#### [Problem]
Transcribe the material in full. Nothing should differ except that the pictures are left out.

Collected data
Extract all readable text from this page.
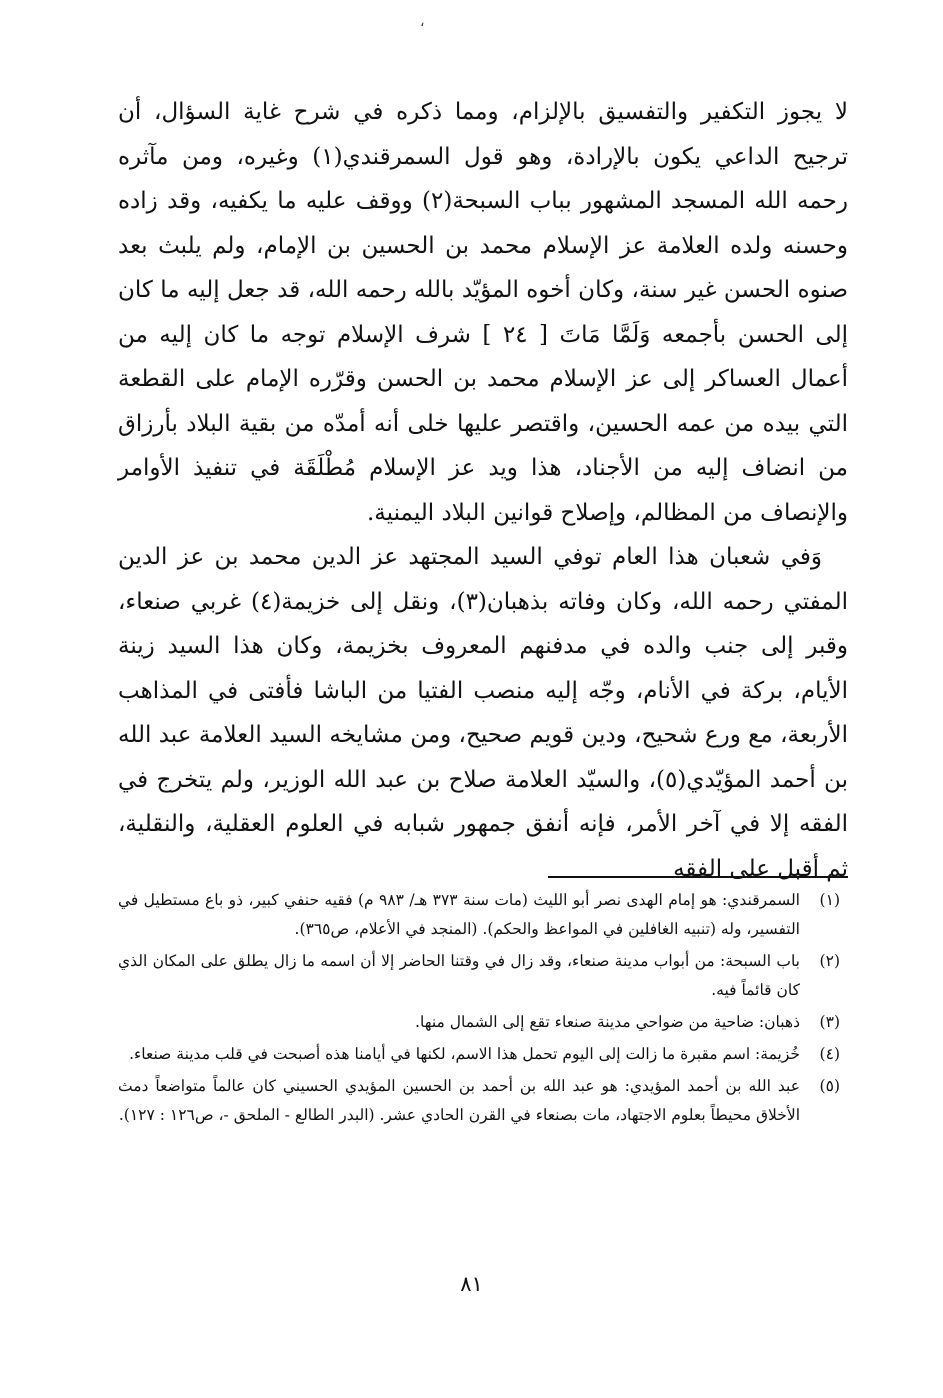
،

لا يجوز التكفير والتفسيق بالإلزام، ومما ذكره في شرح غاية السؤال، أن ترجيح الداعي يكون بالإرادة، وهو قول السمرقندي(١) وغيره، ومن مآثره رحمه الله المسجد المشهور بباب السبحة(٢) ووقف عليه ما يكفيه، وقد زاده وحسنه ولده العلامة عز الإسلام محمد بن الحسين بن الإمام، ولم يلبث بعد صنوه الحسن غير سنة، وكان أخوه المؤيّد بالله رحمه الله، قد جعل إليه ما كان إلى الحسن بأجمعه وَلَمَّا مَاتَ [ ٢٤ ] شرف الإسلام توجه ما كان إليه من أعمال العساكر إلى عز الإسلام محمد بن الحسن وقرّره الإمام على القطعة التي بيده من عمه الحسين، واقتصر عليها خلى أنه أمدّه من بقية البلاد بأرزاق من انضاف إليه من الأجناد، هذا ويد عز الإسلام مُطْلَقَة في تنفيذ الأوامر والإنصاف من المظالم، وإصلاح قوانين البلاد اليمنية.

وَفي شعبان هذا العام توفي السيد المجتهد عز الدين محمد بن عز الدين المفتي رحمه الله، وكان وفاته بذهبان(٣)، ونقل إلى خزيمة(٤) غربي صنعاء، وقبر إلى جنب والده في مدفنهم المعروف بخزيمة، وكان هذا السيد زينة الأيام، بركة في الأنام، وجّه إليه منصب الفتيا من الباشا فأفتى في المذاهب الأربعة، مع ورع شحيح، ودين قويم صحيح، ومن مشايخه السيد العلامة عبد الله بن أحمد المؤيّدي(٥)، والسيّد العلامة صلاح بن عبد الله الوزير، ولم يتخرج في الفقه إلا في آخر الأمر، فإنه أنفق جمهور شبابه في العلوم العقلية، والنقلية، ثم أقبل على الفقه

(١)
السمرقندي: هو إمام الهدى نصر أبو الليث (مات سنة ٣٧٣ هـ/ ٩٨٣ م) فقيه حنفي كبير، ذو باع مستطيل في التفسير، وله (تنبيه الغافلين في المواعظ والحكم). (المنجد في الأعلام، ص٣٦٥).
(٢)
باب السبحة: من أبواب مدينة صنعاء، وقد زال في وقتنا الحاضر إلا أن اسمه ما زال يطلق على المكان الذي كان قائماً فيه.
(٣)
ذهبان: ضاحية من ضواحي مدينة صنعاء تقع إلى الشمال منها.
(٤)
خُزيمة: اسم مقبرة ما زالت إلى اليوم تحمل هذا الاسم، لكنها في أيامنا هذه أصبحت في قلب مدينة صنعاء.
(٥)
عبد الله بن أحمد المؤيدي: هو عبد الله بن أحمد بن الحسين المؤيدي الحسيني كان عالماً متواضعاً دمث الأخلاق محيطاً بعلوم الاجتهاد، مات بصنعاء في القرن الحادي عشر. (البدر الطالع - الملحق -، ص١٢٦ : ١٢٧).
٨١
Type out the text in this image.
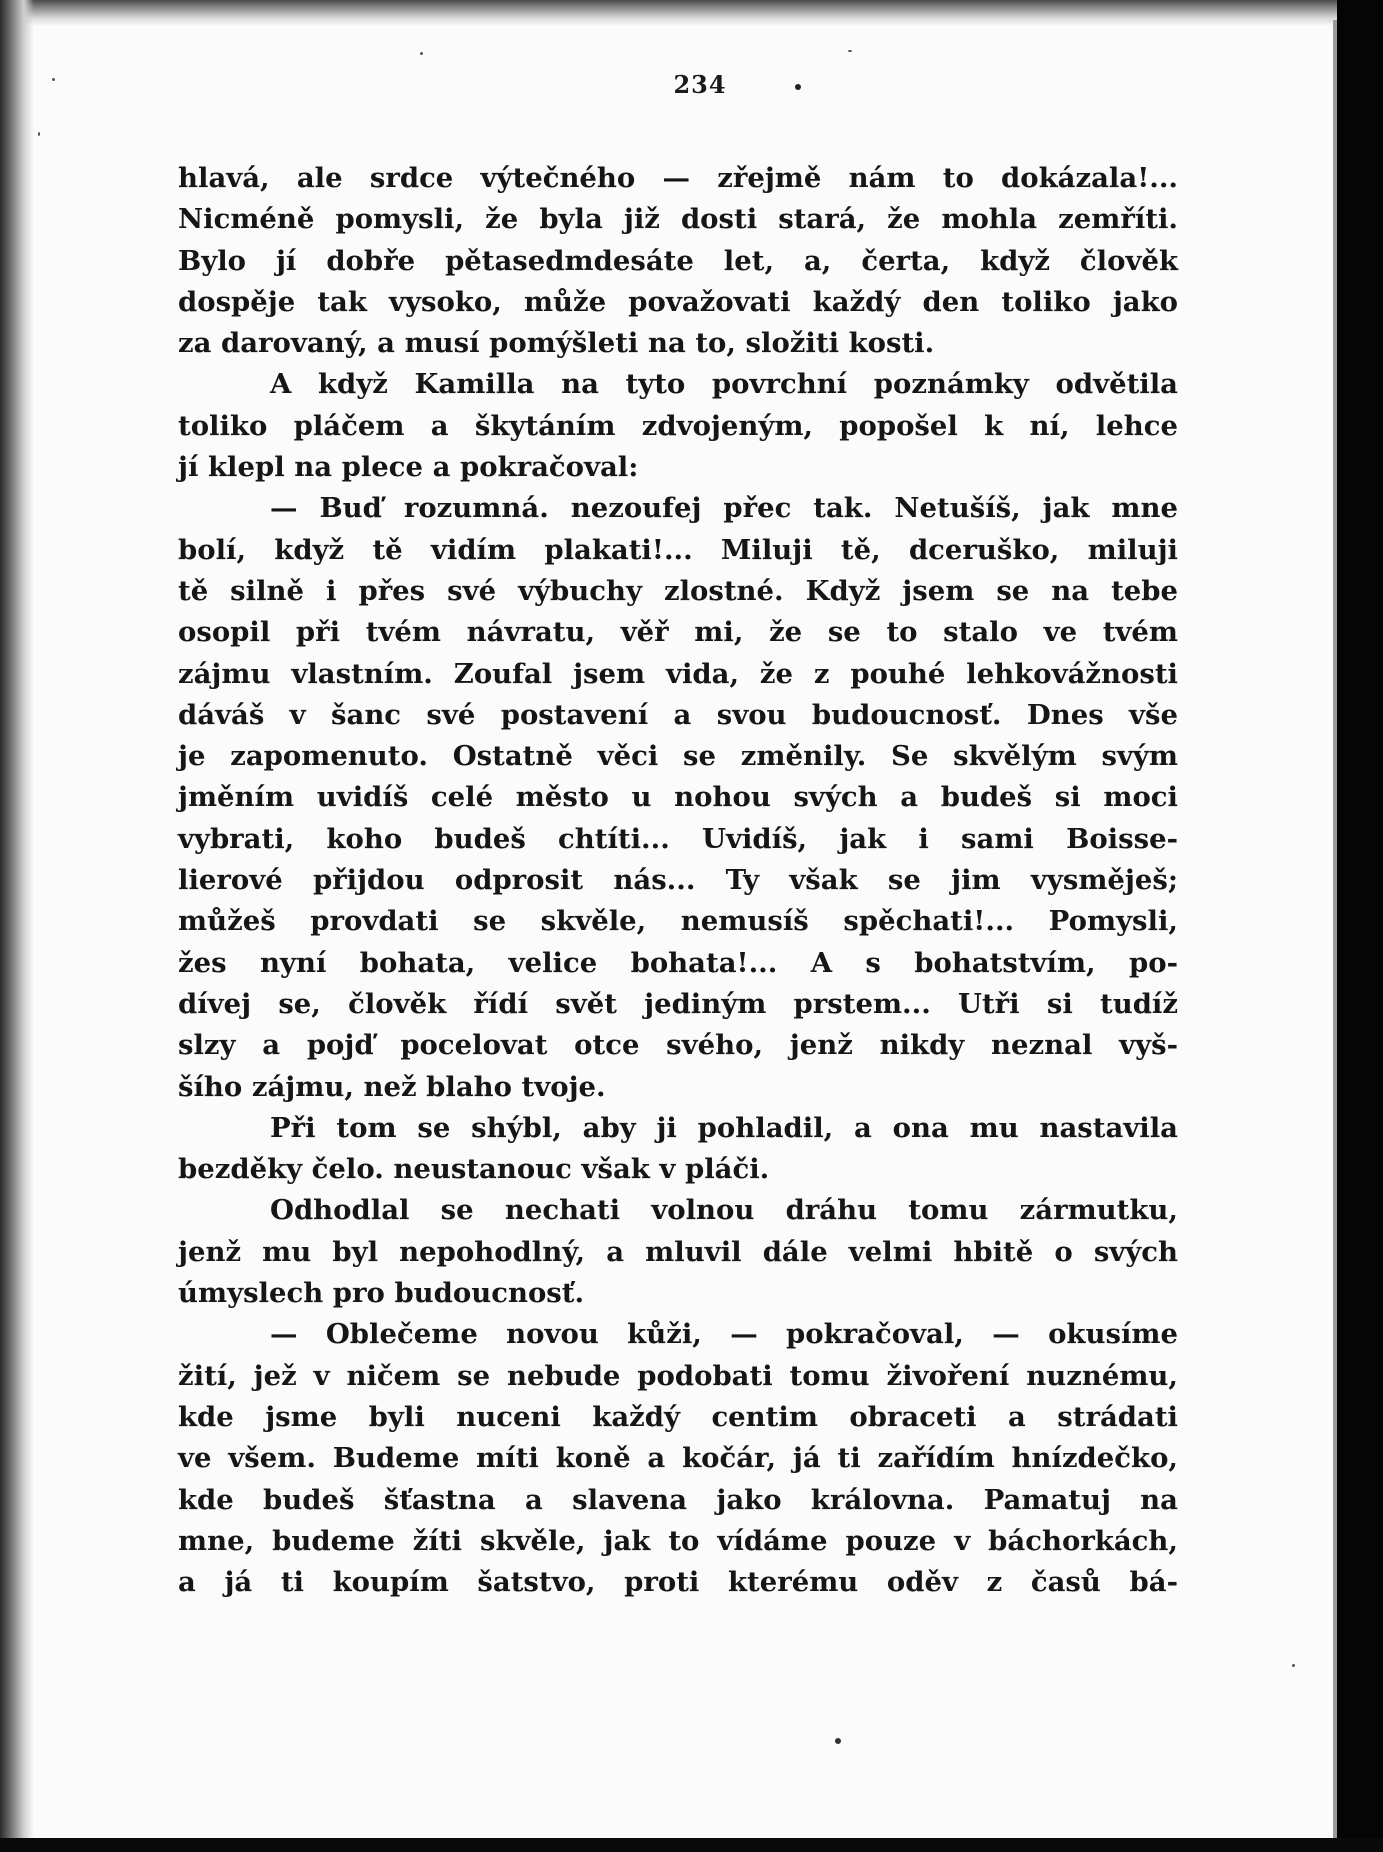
234
hlavá, ale srdce výtečného — zřejmě nám to dokázala!...
Nicméně pomysli, že byla již dosti stará, že mohla zemříti.
Bylo jí dobře pětasedmdesáte let, a, čerta, když člověk
dospěje tak vysoko, může považovati každý den toliko jako
za darovaný, a musí pomýšleti na to, složiti kosti.
A když Kamilla na tyto povrchní poznámky odvětila
toliko pláčem a škytáním zdvojeným, popošel k ní, lehce
jí klepl na plece a pokračoval:
— Buď rozumná. nezoufej přec tak. Netušíš, jak mne
bolí, když tě vidím plakati!... Miluji tě, dceruško, miluji
tě silně i přes své výbuchy zlostné. Když jsem se na tebe
osopil při tvém návratu, věř mi, že se to stalo ve tvém
zájmu vlastním. Zoufal jsem vida, že z pouhé lehkovážnosti
dáváš v šanc své postavení a svou budoucnosť. Dnes vše
je zapomenuto. Ostatně věci se změnily. Se skvělým svým
jměním uvidíš celé město u nohou svých a budeš si moci
vybrati, koho budeš chtíti... Uvidíš, jak i sami Boisse-
lierové přijdou odprosit nás... Ty však se jim vysměješ;
můžeš provdati se skvěle, nemusíš spěchati!... Pomysli,
žes nyní bohata, velice bohata!... A s bohatstvím, po-
dívej se, člověk řídí svět jediným prstem... Utři si tudíž
slzy a pojď pocelovat otce svého, jenž nikdy neznal vyš-
šího zájmu, než blaho tvoje.
Při tom se shýbl, aby ji pohladil, a ona mu nastavila
bezděky čelo. neustanouc však v pláči.
Odhodlal se nechati volnou dráhu tomu zármutku,
jenž mu byl nepohodlný, a mluvil dále velmi hbitě o svých
úmyslech pro budoucnosť.
— Oblečeme novou kůži, — pokračoval, — okusíme
žití, jež v ničem se nebude podobati tomu živoření nuznému,
kde jsme byli nuceni každý centim obraceti a strádati
ve všem. Budeme míti koně a kočár, já ti zařídím hnízdečko,
kde budeš šťastna a slavena jako královna. Pamatuj na
mne, budeme žíti skvěle, jak to vídáme pouze v báchorkách,
a já ti koupím šatstvo, proti kterému oděv z časů bá-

#### [Answer to this problem]
Extract all readable text from this page.
،

لا يجوز التكفير والتفسيق بالإلزام، ومما ذكره في شرح غاية السؤال، أن ترجيح الداعي يكون بالإرادة، وهو قول السمرقندي(١) وغيره، ومن مآثره رحمه الله المسجد المشهور بباب السبحة(٢) ووقف عليه ما يكفيه، وقد زاده وحسنه ولده العلامة عز الإسلام محمد بن الحسين بن الإمام، ولم يلبث بعد صنوه الحسن غير سنة، وكان أخوه المؤيّد بالله رحمه الله، قد جعل إليه ما كان إلى الحسن بأجمعه وَلَمَّا مَاتَ [ ٢٤ ] شرف الإسلام توجه ما كان إليه من أعمال العساكر إلى عز الإسلام محمد بن الحسن وقرّره الإمام على القطعة التي بيده من عمه الحسين، واقتصر عليها خلى أنه أمدّه من بقية البلاد بأرزاق من انضاف إليه من الأجناد، هذا ويد عز الإسلام مُطْلَقَة في تنفيذ الأوامر والإنصاف من المظالم، وإصلاح قوانين البلاد اليمنية.

وَفي شعبان هذا العام توفي السيد المجتهد عز الدين محمد بن عز الدين المفتي رحمه الله، وكان وفاته بذهبان(٣)، ونقل إلى خزيمة(٤) غربي صنعاء، وقبر إلى جنب والده في مدفنهم المعروف بخزيمة، وكان هذا السيد زينة الأيام، بركة في الأنام، وجّه إليه منصب الفتيا من الباشا فأفتى في المذاهب الأربعة، مع ورع شحيح، ودين قويم صحيح، ومن مشايخه السيد العلامة عبد الله بن أحمد المؤيّدي(٥)، والسيّد العلامة صلاح بن عبد الله الوزير، ولم يتخرج في الفقه إلا في آخر الأمر، فإنه أنفق جمهور شبابه في العلوم العقلية، والنقلية، ثم أقبل على الفقه

(١)
السمرقندي: هو إمام الهدى نصر أبو الليث (مات سنة ٣٧٣ هـ/ ٩٨٣ م) فقيه حنفي كبير، ذو باع مستطيل في التفسير، وله (تنبيه الغافلين في المواعظ والحكم). (المنجد في الأعلام، ص٣٦٥).
(٢)
باب السبحة: من أبواب مدينة صنعاء، وقد زال في وقتنا الحاضر إلا أن اسمه ما زال يطلق على المكان الذي كان قائماً فيه.
(٣)
ذهبان: ضاحية من ضواحي مدينة صنعاء تقع إلى الشمال منها.
(٤)
خُزيمة: اسم مقبرة ما زالت إلى اليوم تحمل هذا الاسم، لكنها في أيامنا هذه أصبحت في قلب مدينة صنعاء.
(٥)
عبد الله بن أحمد المؤيدي: هو عبد الله بن أحمد بن الحسين المؤيدي الحسيني كان عالماً متواضعاً دمث الأخلاق محيطاً بعلوم الاجتهاد، مات بصنعاء في القرن الحادي عشر. (البدر الطالع - الملحق -، ص١٢٦ : ١٢٧).
٨١
Type out the text in this image.
234
hlavá, ale srdce výtečného — zřejmě nám to dokázala!...
Nicméně pomysli, že byla již dosti stará, že mohla zemříti.
Bylo jí dobře pětasedmdesáte let, a, čerta, když člověk
dospěje tak vysoko, může považovati každý den toliko jako
za darovaný, a musí pomýšleti na to, složiti kosti.
A když Kamilla na tyto povrchní poznámky odvětila
toliko pláčem a škytáním zdvojeným, popošel k ní, lehce
jí klepl na plece a pokračoval:
— Buď rozumná. nezoufej přec tak. Netušíš, jak mne
bolí, když tě vidím plakati!... Miluji tě, dceruško, miluji
tě silně i přes své výbuchy zlostné. Když jsem se na tebe
osopil při tvém návratu, věř mi, že se to stalo ve tvém
zájmu vlastním. Zoufal jsem vida, že z pouhé lehkovážnosti
dáváš v šanc své postavení a svou budoucnosť. Dnes vše
je zapomenuto. Ostatně věci se změnily. Se skvělým svým
jměním uvidíš celé město u nohou svých a budeš si moci
vybrati, koho budeš chtíti... Uvidíš, jak i sami Boisse-
lierové přijdou odprosit nás... Ty však se jim vysměješ;
můžeš provdati se skvěle, nemusíš spěchati!... Pomysli,
žes nyní bohata, velice bohata!... A s bohatstvím, po-
dívej se, člověk řídí svět jediným prstem... Utři si tudíž
slzy a pojď pocelovat otce svého, jenž nikdy neznal vyš-
šího zájmu, než blaho tvoje.
Při tom se shýbl, aby ji pohladil, a ona mu nastavila
bezděky čelo. neustanouc však v pláči.
Odhodlal se nechati volnou dráhu tomu zármutku,
jenž mu byl nepohodlný, a mluvil dále velmi hbitě o svých
úmyslech pro budoucnosť.
— Oblečeme novou kůži, — pokračoval, — okusíme
žití, jež v ničem se nebude podobati tomu živoření nuznému,
kde jsme byli nuceni každý centim obraceti a strádati
ve všem. Budeme míti koně a kočár, já ti zařídím hnízdečko,
kde budeš šťastna a slavena jako královna. Pamatuj na
mne, budeme žíti skvěle, jak to vídáme pouze v báchorkách,
a já ti koupím šatstvo, proti kterému oděv z časů bá-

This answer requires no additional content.